[Stored data]
# # # #
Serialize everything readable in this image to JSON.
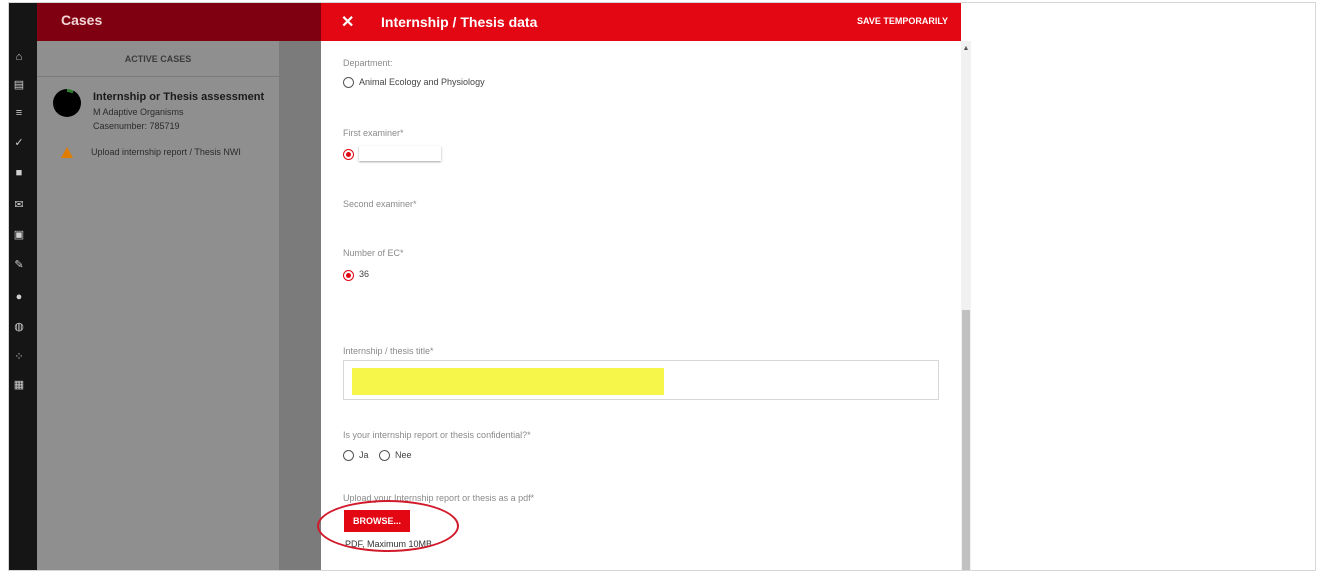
{
  "sidebar": {
    "icons": [
      "home-icon",
      "calendar-icon",
      "list-icon",
      "chart-icon",
      "briefcase-icon",
      "mail-icon",
      "archive-icon",
      "edit-icon",
      "person-icon",
      "globe-icon",
      "people-icon",
      "card-icon"
    ]
  },
  "cases": {
    "title": "Cases",
    "tab": "ACTIVE CASES",
    "item": {
      "title": "Internship or Thesis assessment",
      "program": "M Adaptive Organisms",
      "case_number": "Casenumber: 785719",
      "upload_text": "Upload internship report / Thesis NWI"
    }
  },
  "panel": {
    "close_symbol": "✕",
    "title": "Internship / Thesis data",
    "save_label": "SAVE TEMPORARILY"
  },
  "form": {
    "department_label": "Department:",
    "department_option": "Animal Ecology and Physiology",
    "first_examiner_label": "First examiner*",
    "second_examiner_label": "Second examiner*",
    "ec_label": "Number of EC*",
    "ec_value": "36",
    "title_label": "Internship / thesis title*",
    "confidential_label": "Is your internship report or thesis confidential?*",
    "confidential_options": [
      "Ja",
      "Nee"
    ],
    "upload_label": "Upload your Internship report or thesis as a pdf*",
    "browse_label": "BROWSE...",
    "upload_hint": "PDF, Maximum 10MB"
  },
  "colors": {
    "brand_red": "#e30613",
    "highlight_yellow": "#f6f64a",
    "annotation_red": "#d11a2a"
  }
}
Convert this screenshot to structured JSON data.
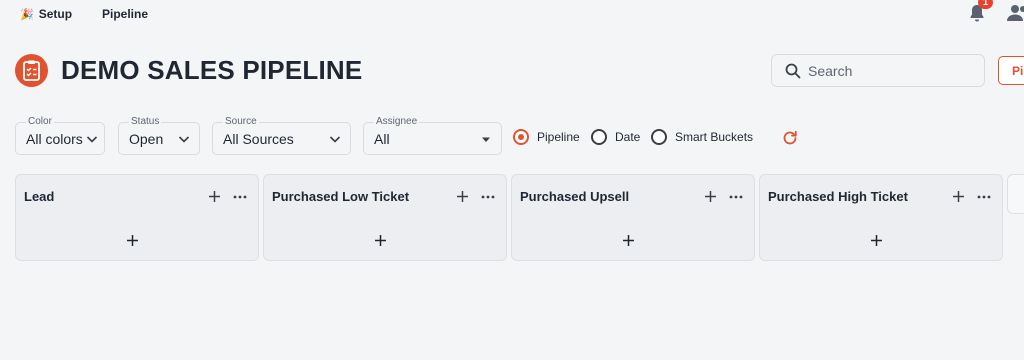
{
  "nav": {
    "setup_label": "Setup",
    "pipeline_label": "Pipeline",
    "notification_count": "1"
  },
  "header": {
    "title": "DEMO SALES PIPELINE",
    "search_placeholder": "Search",
    "pipeline_button_label": "Pip"
  },
  "filters": {
    "color": {
      "label": "Color",
      "value": "All colors"
    },
    "status": {
      "label": "Status",
      "value": "Open"
    },
    "source": {
      "label": "Source",
      "value": "All Sources"
    },
    "assignee": {
      "label": "Assignee",
      "value": "All"
    }
  },
  "view_options": {
    "selected": "Pipeline",
    "items": [
      "Pipeline",
      "Date",
      "Smart Buckets"
    ]
  },
  "columns": [
    {
      "title": "Lead"
    },
    {
      "title": "Purchased Low Ticket"
    },
    {
      "title": "Purchased Upsell"
    },
    {
      "title": "Purchased High Ticket"
    }
  ],
  "colors": {
    "accent": "#e0532f",
    "badge": "#e5432e",
    "text": "#1f2733",
    "background": "#f4f5f7"
  }
}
# # # #
*Requirement*
Which lines in the listing above hold the word "this"? Show each of them.

*Written answer*
Serialize everything readable in this image to JSON.
Convert this screenshot to structured JSON data.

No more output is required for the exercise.